## CHALLENGE
Copy everything in the listing below word for word, apart from any images.
══ PROVIDED RECORDS ══
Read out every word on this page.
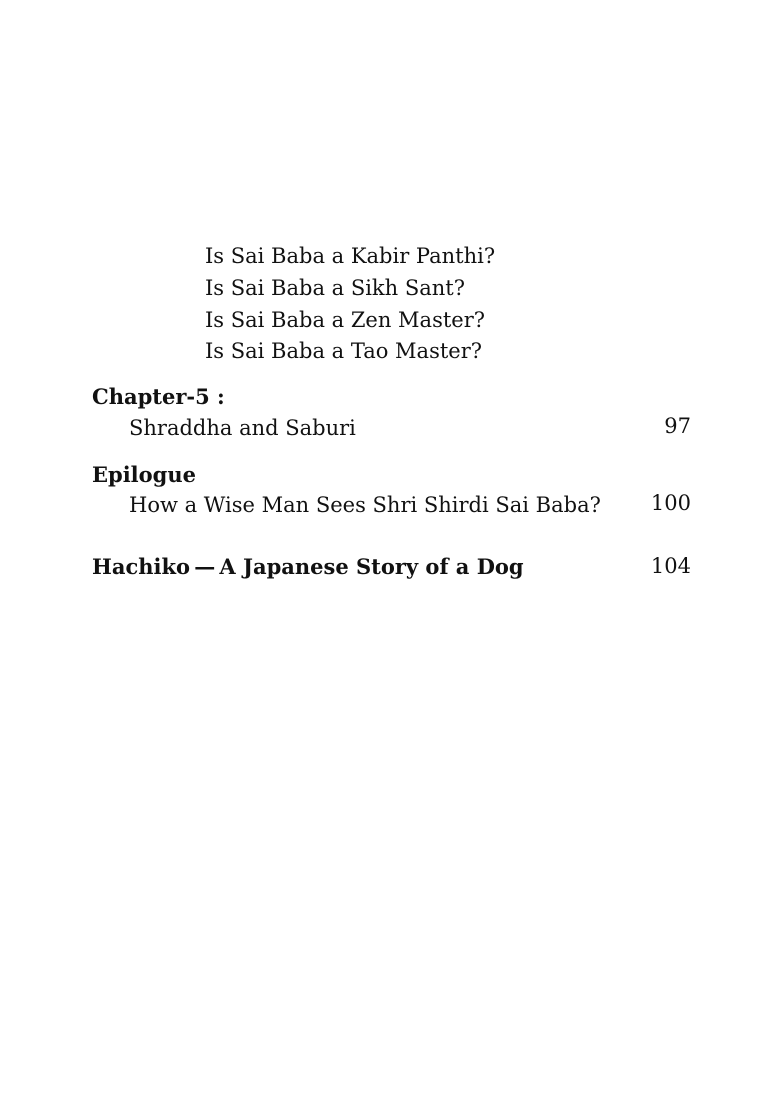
Is Sai Baba a Kabir Panthi?
Is Sai Baba a Sikh Sant?
Is Sai Baba a Zen Master?
Is Sai Baba a Tao Master?
Chapter-5 :
Shraddha and Saburi	97
Epilogue
How a Wise Man Sees Shri Shirdi Sai Baba? 100
Hachiko — A Japanese Story of a Dog	104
═══
## EXERCISE RESPONSE
Read out every word on this page.
Is Sai Baba a Kabir Panthi?
Is Sai Baba a Sikh Sant?
Is Sai Baba a Zen Master?
Is Sai Baba a Tao Master?
Chapter-5 :
Shraddha and Saburi	97
Epilogue
How a Wise Man Sees Shri Shirdi Sai Baba? 100
Hachiko — A Japanese Story of a Dog	104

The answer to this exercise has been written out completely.